- SET PROBLEM: Your task is to gather the lines below that hold the string "person".

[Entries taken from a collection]
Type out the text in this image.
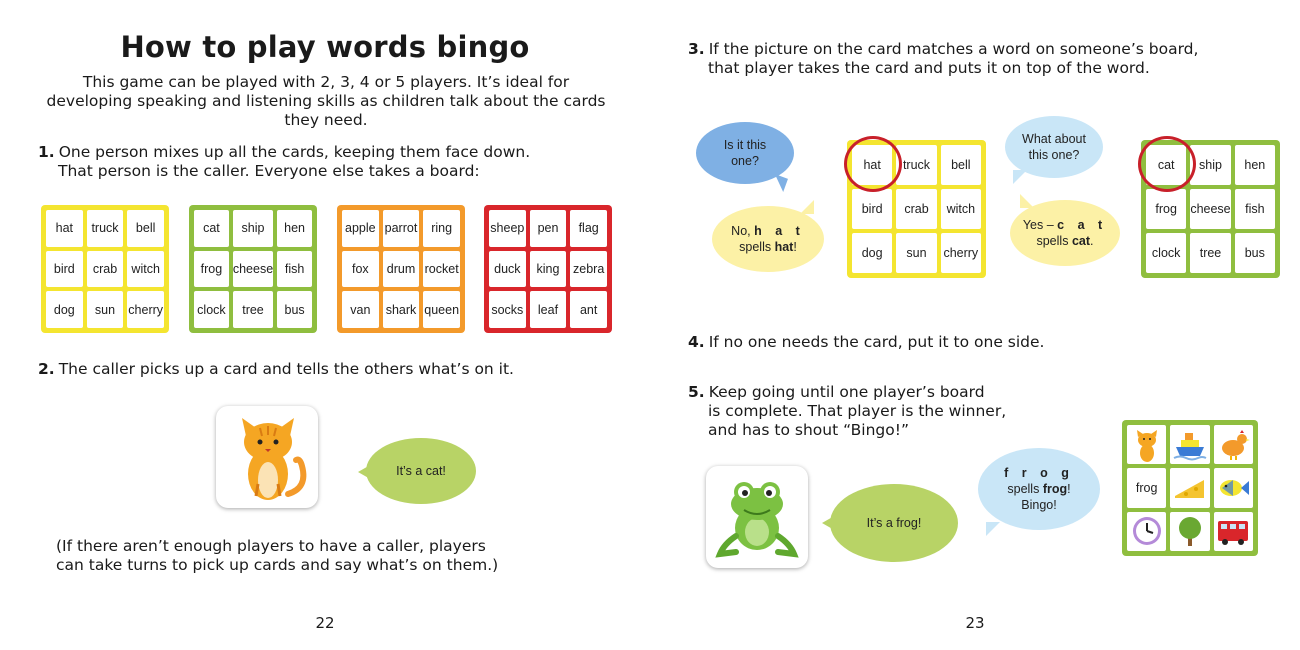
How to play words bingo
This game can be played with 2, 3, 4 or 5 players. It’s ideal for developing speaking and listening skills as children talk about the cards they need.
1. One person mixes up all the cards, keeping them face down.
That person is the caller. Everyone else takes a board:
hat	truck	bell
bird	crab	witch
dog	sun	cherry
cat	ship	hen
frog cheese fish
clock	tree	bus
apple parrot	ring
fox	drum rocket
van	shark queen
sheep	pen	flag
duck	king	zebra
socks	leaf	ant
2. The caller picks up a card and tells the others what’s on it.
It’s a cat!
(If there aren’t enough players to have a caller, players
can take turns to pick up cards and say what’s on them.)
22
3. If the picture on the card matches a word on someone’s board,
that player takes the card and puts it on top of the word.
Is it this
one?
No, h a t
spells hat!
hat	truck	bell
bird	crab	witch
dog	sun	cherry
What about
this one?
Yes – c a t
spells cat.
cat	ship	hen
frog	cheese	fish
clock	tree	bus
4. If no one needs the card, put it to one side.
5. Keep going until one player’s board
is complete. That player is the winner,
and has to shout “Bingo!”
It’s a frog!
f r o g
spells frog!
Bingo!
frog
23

- EXERCISE RESPONSE:
1. One person mixes up all the cards, keeping them face down.
That person is the caller. Everyone else takes a board:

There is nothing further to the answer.